Extract the lines that hold the string "name".

* * * * * * *

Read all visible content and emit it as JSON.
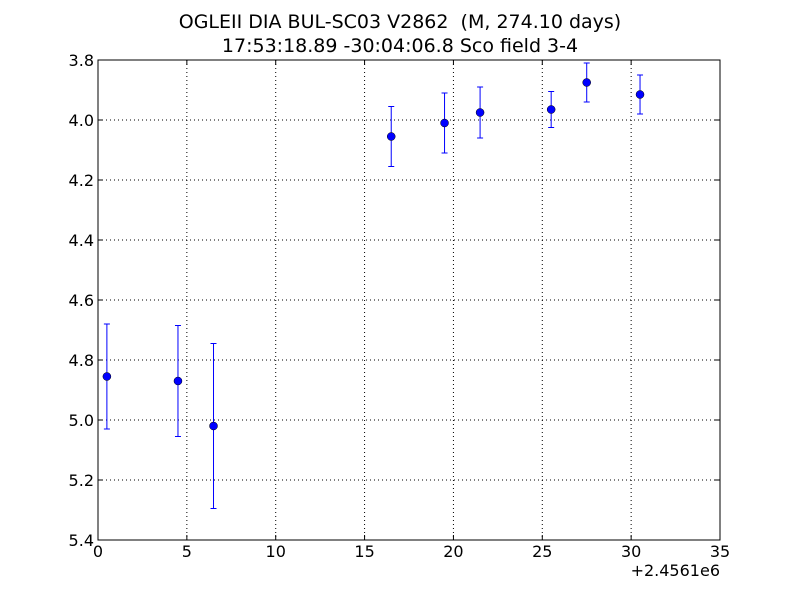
{
  "chart_data": {
    "type": "scatter",
    "title": "OGLEII DIA BUL-SC03 V2862  (M, 274.10 days)",
    "subtitle": "17:53:18.89 -30:04:06.8 Sco field 3-4",
    "xlabel": "",
    "ylabel": "",
    "x_offset_label": "+2.4561e6",
    "xlim": [
      0,
      35
    ],
    "ylim": [
      3.8,
      5.4
    ],
    "y_inverted": true,
    "x_ticks": [
      0,
      5,
      10,
      15,
      20,
      25,
      30,
      35
    ],
    "x_tick_labels": [
      "0",
      "5",
      "10",
      "15",
      "20",
      "25",
      "30",
      "35"
    ],
    "y_ticks": [
      3.8,
      4.0,
      4.2,
      4.4,
      4.6,
      4.8,
      5.0,
      5.2,
      5.4
    ],
    "y_tick_labels": [
      "3.8",
      "4.0",
      "4.2",
      "4.4",
      "4.6",
      "4.8",
      "5.0",
      "5.2",
      "5.4"
    ],
    "grid": true,
    "marker_color": "#0000ff",
    "points": [
      {
        "x": 0.5,
        "y": 4.855,
        "err": 0.175
      },
      {
        "x": 4.5,
        "y": 4.87,
        "err": 0.185
      },
      {
        "x": 6.5,
        "y": 5.02,
        "err": 0.275
      },
      {
        "x": 16.5,
        "y": 4.055,
        "err": 0.1
      },
      {
        "x": 19.5,
        "y": 4.01,
        "err": 0.1
      },
      {
        "x": 21.5,
        "y": 3.975,
        "err": 0.085
      },
      {
        "x": 25.5,
        "y": 3.965,
        "err": 0.06
      },
      {
        "x": 27.5,
        "y": 3.875,
        "err": 0.065
      },
      {
        "x": 30.5,
        "y": 3.915,
        "err": 0.065
      }
    ]
  }
}
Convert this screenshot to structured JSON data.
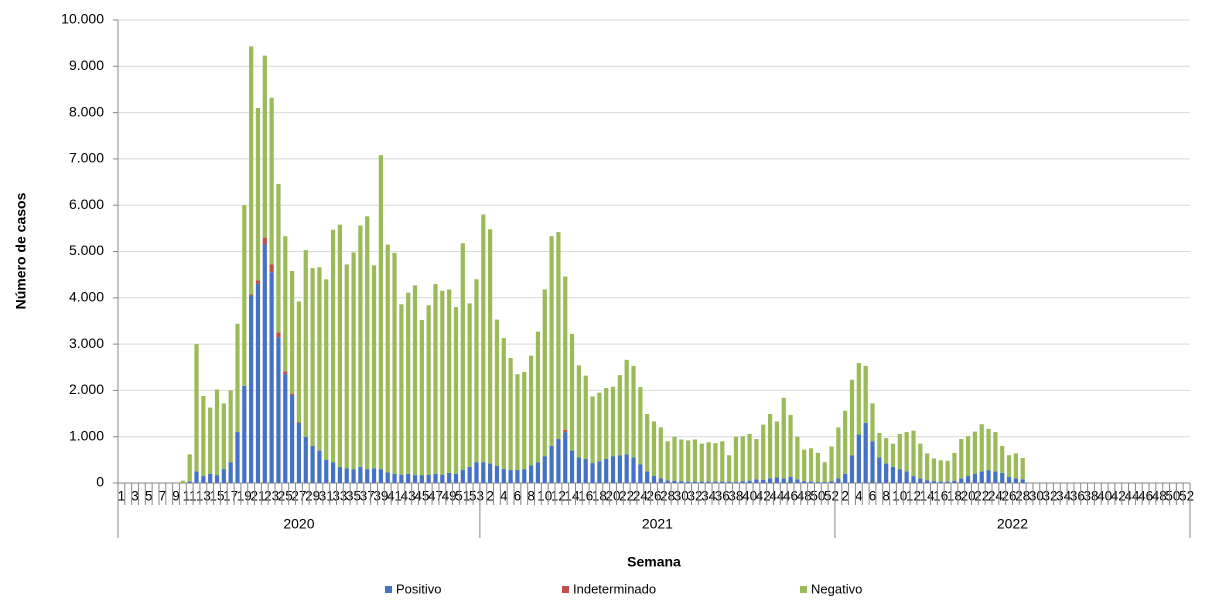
{
  "chart_data": {
    "type": "stacked_bar",
    "y_label": "Número de casos",
    "x_label": "Semana",
    "groups": [
      {
        "label": "2020",
        "categories": [
          "1",
          null,
          "3",
          null,
          "5",
          null,
          "7",
          null,
          "9",
          null,
          "11",
          null,
          "13",
          null,
          "15",
          null,
          "17",
          null,
          "19",
          null,
          "21",
          null,
          "23",
          null,
          "25",
          null,
          "27",
          null,
          "29",
          null,
          "31",
          null,
          "33",
          null,
          "35",
          null,
          "37",
          null,
          "39",
          null,
          "41",
          null,
          "43",
          null,
          "45",
          null,
          "47",
          null,
          "49",
          null,
          "51",
          null,
          "53"
        ]
      },
      {
        "label": "2021",
        "categories": [
          null,
          "2",
          null,
          "4",
          null,
          "6",
          null,
          "8",
          null,
          "10",
          null,
          "12",
          null,
          "14",
          null,
          "16",
          null,
          "18",
          null,
          "20",
          null,
          "22",
          null,
          "24",
          null,
          "26",
          null,
          "28",
          null,
          "30",
          null,
          "32",
          null,
          "34",
          null,
          "36",
          null,
          "38",
          null,
          "40",
          null,
          "42",
          null,
          "44",
          null,
          "46",
          null,
          "48",
          null,
          "50",
          null,
          "52"
        ]
      },
      {
        "label": "2022",
        "categories": [
          null,
          "2",
          null,
          "4",
          null,
          "6",
          null,
          "8",
          null,
          "10",
          null,
          "12",
          null,
          "14",
          null,
          "16",
          null,
          "18",
          null,
          "20",
          null,
          "22",
          null,
          "24",
          null,
          "26",
          null,
          "28",
          null,
          "30",
          null,
          "32",
          null,
          "34",
          null,
          "36",
          null,
          "38",
          null,
          "40",
          null,
          "42",
          null,
          "44",
          null,
          "46",
          null,
          "48",
          null,
          "50",
          null,
          "52"
        ]
      }
    ],
    "series": [
      {
        "name": "Positivo",
        "color": "#4472c4",
        "values": [
          0,
          0,
          0,
          0,
          0,
          0,
          0,
          0,
          0,
          0,
          30,
          250,
          150,
          200,
          170,
          300,
          450,
          1100,
          2100,
          4050,
          4300,
          5150,
          4550,
          3150,
          2350,
          1900,
          1300,
          1000,
          800,
          700,
          500,
          450,
          350,
          320,
          300,
          350,
          300,
          320,
          300,
          230,
          200,
          180,
          200,
          170,
          170,
          180,
          200,
          180,
          220,
          200,
          280,
          350,
          450,
          450,
          420,
          370,
          300,
          280,
          280,
          300,
          380,
          450,
          580,
          800,
          950,
          1100,
          700,
          550,
          520,
          430,
          470,
          520,
          580,
          600,
          620,
          550,
          400,
          250,
          150,
          100,
          60,
          50,
          40,
          30,
          30,
          30,
          30,
          30,
          30,
          30,
          20,
          40,
          50,
          80,
          70,
          100,
          120,
          100,
          130,
          80,
          40,
          30,
          20,
          20,
          40,
          100,
          200,
          600,
          1050,
          1300,
          900,
          550,
          420,
          350,
          300,
          250,
          150,
          100,
          60,
          40,
          30,
          30,
          50,
          100,
          150,
          200,
          250,
          270,
          250,
          220,
          130,
          100,
          80,
          0,
          0,
          0,
          0,
          0,
          0,
          0,
          0,
          0,
          0,
          0,
          0,
          0,
          0,
          0,
          0,
          0,
          0,
          0,
          0,
          0,
          0,
          0,
          0
        ]
      },
      {
        "name": "Indeterminado",
        "color": "#c0504d",
        "values": [
          0,
          0,
          0,
          0,
          0,
          0,
          0,
          0,
          0,
          0,
          0,
          0,
          0,
          0,
          0,
          0,
          0,
          0,
          0,
          20,
          80,
          150,
          170,
          100,
          60,
          30,
          20,
          0,
          0,
          0,
          0,
          0,
          0,
          0,
          0,
          0,
          0,
          0,
          0,
          0,
          0,
          0,
          0,
          0,
          0,
          0,
          0,
          0,
          0,
          0,
          0,
          0,
          0,
          0,
          0,
          0,
          0,
          0,
          0,
          0,
          0,
          0,
          0,
          0,
          0,
          50,
          0,
          0,
          0,
          0,
          0,
          0,
          0,
          0,
          0,
          0,
          0,
          0,
          0,
          0,
          0,
          0,
          0,
          0,
          0,
          0,
          0,
          0,
          0,
          0,
          0,
          0,
          0,
          0,
          0,
          0,
          0,
          0,
          0,
          0,
          0,
          0,
          0,
          0,
          0,
          0,
          0,
          0,
          0,
          0,
          0,
          0,
          0,
          0,
          0,
          0,
          0,
          0,
          0,
          0,
          0,
          0,
          0,
          0,
          0,
          0,
          0,
          0,
          0,
          0,
          0,
          0,
          0,
          0,
          0,
          0,
          0,
          0,
          0,
          0,
          0,
          0,
          0,
          0,
          0,
          0,
          0,
          0,
          0,
          0,
          0,
          0,
          0,
          0,
          0,
          0,
          0
        ]
      },
      {
        "name": "Negativo",
        "color": "#9bbb59",
        "values": [
          0,
          0,
          0,
          0,
          0,
          0,
          0,
          0,
          0,
          50,
          590,
          2750,
          1730,
          1430,
          1850,
          1420,
          1550,
          2340,
          3900,
          5360,
          3720,
          3930,
          3600,
          3210,
          2920,
          2650,
          2600,
          4030,
          3840,
          3960,
          3900,
          5020,
          5230,
          4400,
          4680,
          5210,
          5460,
          4380,
          6780,
          4920,
          4770,
          3680,
          3910,
          4100,
          3350,
          3660,
          4100,
          3970,
          3960,
          3600,
          4900,
          3530,
          3950,
          5350,
          5060,
          3160,
          2830,
          2420,
          2070,
          2100,
          2370,
          2820,
          3600,
          4530,
          4470,
          3310,
          2520,
          1990,
          1800,
          1440,
          1480,
          1530,
          1500,
          1730,
          2040,
          1980,
          1670,
          1240,
          1180,
          1100,
          840,
          950,
          900,
          890,
          910,
          820,
          850,
          830,
          870,
          570,
          980,
          970,
          1010,
          870,
          1190,
          1390,
          1210,
          1740,
          1340,
          920,
          680,
          720,
          630,
          430,
          750,
          1100,
          1360,
          1630,
          1540,
          1230,
          820,
          530,
          550,
          500,
          760,
          850,
          980,
          750,
          580,
          490,
          460,
          450,
          600,
          850,
          860,
          910,
          1020,
          900,
          850,
          580,
          470,
          540,
          460,
          0,
          0,
          0,
          0,
          0,
          0,
          0,
          0,
          0,
          0,
          0,
          0,
          0,
          0,
          0,
          0,
          0,
          0,
          0,
          0,
          0,
          0,
          0,
          0
        ]
      }
    ],
    "ylim": [
      0,
      10000
    ],
    "yticks": [
      0,
      {
        "value": 1000,
        "label": "1.000"
      },
      {
        "value": 2000,
        "label": "2.000"
      },
      {
        "value": 3000,
        "label": "3.000"
      },
      {
        "value": 4000,
        "label": "4.000"
      },
      {
        "value": 5000,
        "label": "5.000"
      },
      {
        "value": 6000,
        "label": "6.000"
      },
      {
        "value": 7000,
        "label": "7.000"
      },
      {
        "value": 8000,
        "label": "8.000"
      },
      {
        "value": 9000,
        "label": "9.000"
      },
      {
        "value": 10000,
        "label": "10.000"
      }
    ],
    "grid": true
  }
}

* * * * * * *

Response to the task →
        "name": "Positivo",
        "name": "Indeterminado",
        "name": "Negativo",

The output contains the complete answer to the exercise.